■ GOAL ■
Print the listing below exactly.
--- GIVEN RECORDS ---
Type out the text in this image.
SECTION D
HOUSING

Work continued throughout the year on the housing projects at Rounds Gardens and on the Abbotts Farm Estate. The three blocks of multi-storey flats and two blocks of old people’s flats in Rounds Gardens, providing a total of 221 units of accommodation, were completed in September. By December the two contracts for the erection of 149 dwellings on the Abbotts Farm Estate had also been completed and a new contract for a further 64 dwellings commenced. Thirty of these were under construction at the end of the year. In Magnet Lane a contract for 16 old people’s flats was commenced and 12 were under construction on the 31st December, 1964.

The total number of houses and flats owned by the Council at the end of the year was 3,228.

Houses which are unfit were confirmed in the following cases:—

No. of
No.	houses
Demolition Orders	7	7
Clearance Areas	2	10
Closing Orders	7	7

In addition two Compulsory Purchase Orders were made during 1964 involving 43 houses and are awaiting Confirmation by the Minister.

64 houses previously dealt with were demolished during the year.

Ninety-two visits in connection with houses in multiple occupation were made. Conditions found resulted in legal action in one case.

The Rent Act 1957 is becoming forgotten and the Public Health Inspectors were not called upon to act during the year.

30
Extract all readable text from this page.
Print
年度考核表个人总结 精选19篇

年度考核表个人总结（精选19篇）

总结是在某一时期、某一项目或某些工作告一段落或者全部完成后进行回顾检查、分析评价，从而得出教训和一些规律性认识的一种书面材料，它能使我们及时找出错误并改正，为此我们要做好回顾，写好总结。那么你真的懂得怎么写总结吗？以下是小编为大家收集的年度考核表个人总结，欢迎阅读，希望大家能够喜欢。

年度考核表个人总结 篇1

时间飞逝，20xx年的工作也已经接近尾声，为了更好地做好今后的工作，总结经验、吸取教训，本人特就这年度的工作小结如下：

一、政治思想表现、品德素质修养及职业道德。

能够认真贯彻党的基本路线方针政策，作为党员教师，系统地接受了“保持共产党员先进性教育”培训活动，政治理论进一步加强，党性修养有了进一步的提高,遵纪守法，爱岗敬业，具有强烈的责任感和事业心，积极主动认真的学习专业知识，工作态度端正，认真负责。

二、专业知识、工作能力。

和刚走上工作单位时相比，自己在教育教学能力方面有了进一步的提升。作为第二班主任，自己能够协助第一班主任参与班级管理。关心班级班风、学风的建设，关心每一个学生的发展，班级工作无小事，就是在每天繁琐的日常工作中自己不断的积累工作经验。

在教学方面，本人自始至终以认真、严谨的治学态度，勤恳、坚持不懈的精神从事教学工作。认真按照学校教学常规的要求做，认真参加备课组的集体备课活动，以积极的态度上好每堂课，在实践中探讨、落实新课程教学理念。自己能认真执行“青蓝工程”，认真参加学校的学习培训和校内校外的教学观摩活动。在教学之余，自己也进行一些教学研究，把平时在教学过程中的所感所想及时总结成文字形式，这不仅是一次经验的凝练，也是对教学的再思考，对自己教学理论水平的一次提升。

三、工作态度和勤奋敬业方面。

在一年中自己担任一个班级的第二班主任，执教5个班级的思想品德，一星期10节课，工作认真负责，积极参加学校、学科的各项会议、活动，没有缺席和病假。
---
■ TASK RESULT ■
Type out the text in this image.
SECTION D
HOUSING

Work continued throughout the year on the housing projects at Rounds Gardens and on the Abbotts Farm Estate. The three blocks of multi-storey flats and two blocks of old people’s flats in Rounds Gardens, providing a total of 221 units of accommodation, were completed in September. By December the two contracts for the erection of 149 dwellings on the Abbotts Farm Estate had also been completed and a new contract for a further 64 dwellings commenced. Thirty of these were under construction at the end of the year. In Magnet Lane a contract for 16 old people’s flats was commenced and 12 were under construction on the 31st December, 1964.

The total number of houses and flats owned by the Council at the end of the year was 3,228.

Houses which are unfit were confirmed in the following cases:—

No. of
No.	houses
Demolition Orders	7	7
Clearance Areas	2	10
Closing Orders	7	7

In addition two Compulsory Purchase Orders were made during 1964 involving 43 houses and are awaiting Confirmation by the Minister.

64 houses previously dealt with were demolished during the year.

Ninety-two visits in connection with houses in multiple occupation were made. Conditions found resulted in legal action in one case.

The Rent Act 1957 is becoming forgotten and the Public Health Inspectors were not called upon to act during the year.

30
Extract all readable text from this page.
Print
年度考核表个人总结 精选19篇

年度考核表个人总结（精选19篇）

总结是在某一时期、某一项目或某些工作告一段落或者全部完成后进行回顾检查、分析评价，从而得出教训和一些规律性认识的一种书面材料，它能使我们及时找出错误并改正，为此我们要做好回顾，写好总结。那么你真的懂得怎么写总结吗？以下是小编为大家收集的年度考核表个人总结，欢迎阅读，希望大家能够喜欢。

年度考核表个人总结 篇1

时间飞逝，20xx年的工作也已经接近尾声，为了更好地做好今后的工作，总结经验、吸取教训，本人特就这年度的工作小结如下：

一、政治思想表现、品德素质修养及职业道德。

能够认真贯彻党的基本路线方针政策，作为党员教师，系统地接受了“保持共产党员先进性教育”培训活动，政治理论进一步加强，党性修养有了进一步的提高,遵纪守法，爱岗敬业，具有强烈的责任感和事业心，积极主动认真的学习专业知识，工作态度端正，认真负责。

二、专业知识、工作能力。

和刚走上工作单位时相比，自己在教育教学能力方面有了进一步的提升。作为第二班主任，自己能够协助第一班主任参与班级管理。关心班级班风、学风的建设，关心每一个学生的发展，班级工作无小事，就是在每天繁琐的日常工作中自己不断的积累工作经验。

在教学方面，本人自始至终以认真、严谨的治学态度，勤恳、坚持不懈的精神从事教学工作。认真按照学校教学常规的要求做，认真参加备课组的集体备课活动，以积极的态度上好每堂课，在实践中探讨、落实新课程教学理念。自己能认真执行“青蓝工程”，认真参加学校的学习培训和校内校外的教学观摩活动。在教学之余，自己也进行一些教学研究，把平时在教学过程中的所感所想及时总结成文字形式，这不仅是一次经验的凝练，也是对教学的再思考，对自己教学理论水平的一次提升。

三、工作态度和勤奋敬业方面。

在一年中自己担任一个班级的第二班主任，执教5个班级的思想品德，一星期10节课，工作认真负责，积极参加学校、学科的各项会议、活动，没有缺席和病假。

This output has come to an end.